**Short problem**
Omit all images. Write out the rest of the material exactly.

begin Entries supplied

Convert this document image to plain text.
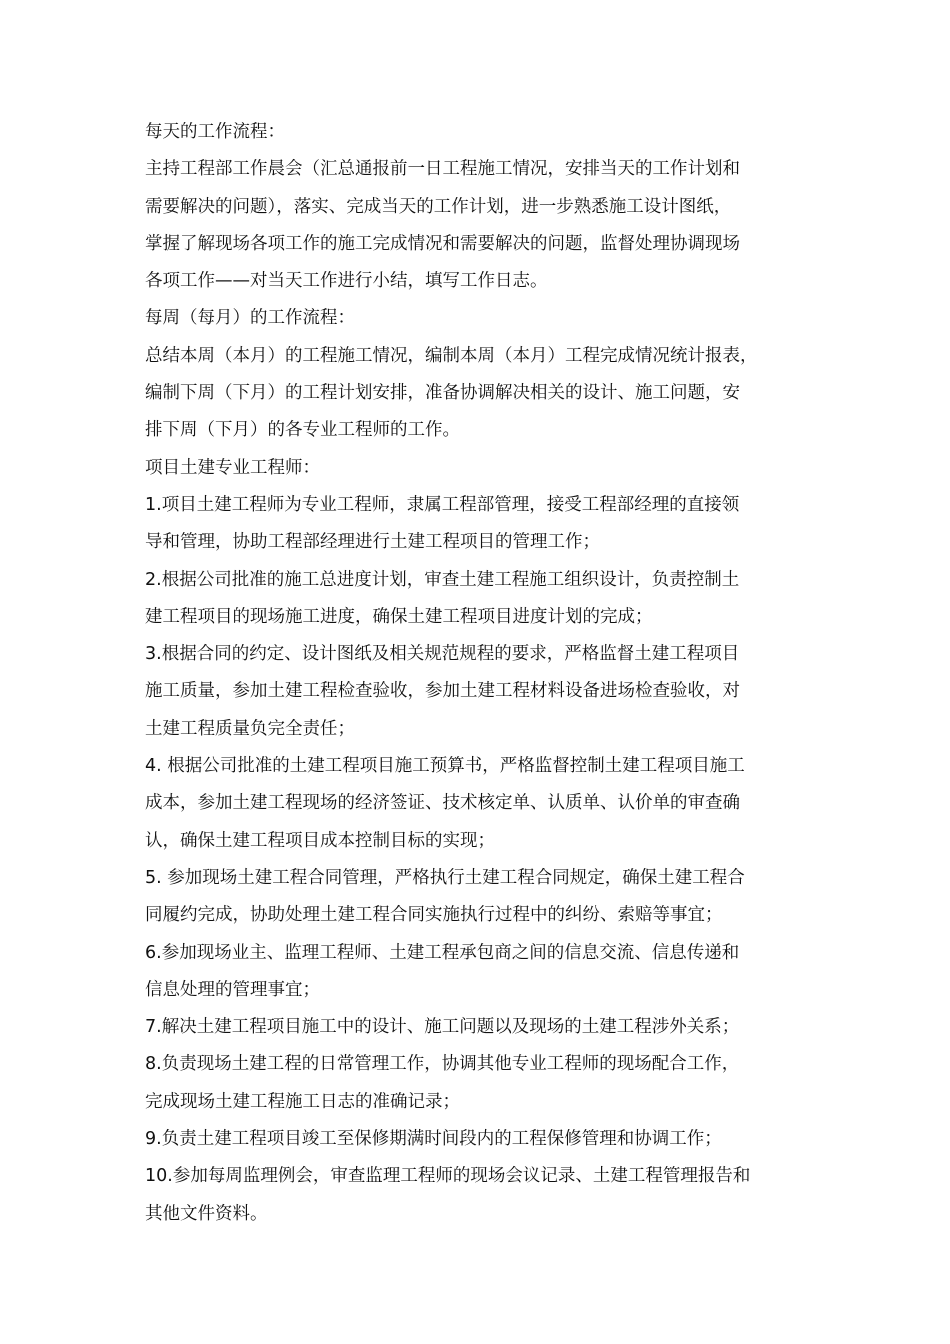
每天的工作流程：
主持工程部工作晨会（汇总通报前一日工程施工情况，安排当天的工作计划和
需要解决的问题），落实、完成当天的工作计划，进一步熟悉施工设计图纸，
掌握了解现场各项工作的施工完成情况和需要解决的问题，监督处理协调现场
各项工作——对当天工作进行小结，填写工作日志。
每周（每月）的工作流程：
总结本周（本月）的工程施工情况，编制本周（本月）工程完成情况统计报表，
编制下周（下月）的工程计划安排，准备协调解决相关的设计、施工问题，安
排下周（下月）的各专业工程师的工作。
项目土建专业工程师：
1.项目土建工程师为专业工程师，隶属工程部管理，接受工程部经理的直接领
导和管理，协助工程部经理进行土建工程项目的管理工作；
2.根据公司批准的施工总进度计划，审查土建工程施工组织设计，负责控制土
建工程项目的现场施工进度，确保土建工程项目进度计划的完成；
3.根据合同的约定、设计图纸及相关规范规程的要求，严格监督土建工程项目
施工质量，参加土建工程检查验收，参加土建工程材料设备进场检查验收，对
土建工程质量负完全责任；
4. 根据公司批准的土建工程项目施工预算书，严格监督控制土建工程项目施工
成本，参加土建工程现场的经济签证、技术核定单、认质单、认价单的审查确
认，确保土建工程项目成本控制目标的实现；
5. 参加现场土建工程合同管理，严格执行土建工程合同规定，确保土建工程合
同履约完成，协助处理土建工程合同实施执行过程中的纠纷、索赔等事宜；
6.参加现场业主、监理工程师、土建工程承包商之间的信息交流、信息传递和
信息处理的管理事宜；
7.解决土建工程项目施工中的设计、施工问题以及现场的土建工程涉外关系；
8.负责现场土建工程的日常管理工作，协调其他专业工程师的现场配合工作，
完成现场土建工程施工日志的准确记录；
9.负责土建工程项目竣工至保修期满时间段内的工程保修管理和协调工作；
10.参加每周监理例会，审查监理工程师的现场会议记录、土建工程管理报告和
其他文件资料。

end Entries supplied

**Reply**
Convert this document image to plain text.
每天的工作流程：
主持工程部工作晨会（汇总通报前一日工程施工情况，安排当天的工作计划和
需要解决的问题），落实、完成当天的工作计划，进一步熟悉施工设计图纸，
掌握了解现场各项工作的施工完成情况和需要解决的问题，监督处理协调现场
各项工作——对当天工作进行小结，填写工作日志。
每周（每月）的工作流程：
总结本周（本月）的工程施工情况，编制本周（本月）工程完成情况统计报表，
编制下周（下月）的工程计划安排，准备协调解决相关的设计、施工问题，安
排下周（下月）的各专业工程师的工作。
项目土建专业工程师：
1.项目土建工程师为专业工程师，隶属工程部管理，接受工程部经理的直接领
导和管理，协助工程部经理进行土建工程项目的管理工作；
2.根据公司批准的施工总进度计划，审查土建工程施工组织设计，负责控制土
建工程项目的现场施工进度，确保土建工程项目进度计划的完成；
3.根据合同的约定、设计图纸及相关规范规程的要求，严格监督土建工程项目
施工质量，参加土建工程检查验收，参加土建工程材料设备进场检查验收，对
土建工程质量负完全责任；
4. 根据公司批准的土建工程项目施工预算书，严格监督控制土建工程项目施工
成本，参加土建工程现场的经济签证、技术核定单、认质单、认价单的审查确
认，确保土建工程项目成本控制目标的实现；
5. 参加现场土建工程合同管理，严格执行土建工程合同规定，确保土建工程合
同履约完成，协助处理土建工程合同实施执行过程中的纠纷、索赔等事宜；
6.参加现场业主、监理工程师、土建工程承包商之间的信息交流、信息传递和
信息处理的管理事宜；
7.解决土建工程项目施工中的设计、施工问题以及现场的土建工程涉外关系；
8.负责现场土建工程的日常管理工作，协调其他专业工程师的现场配合工作，
完成现场土建工程施工日志的准确记录；
9.负责土建工程项目竣工至保修期满时间段内的工程保修管理和协调工作；
10.参加每周监理例会，审查监理工程师的现场会议记录、土建工程管理报告和
其他文件资料。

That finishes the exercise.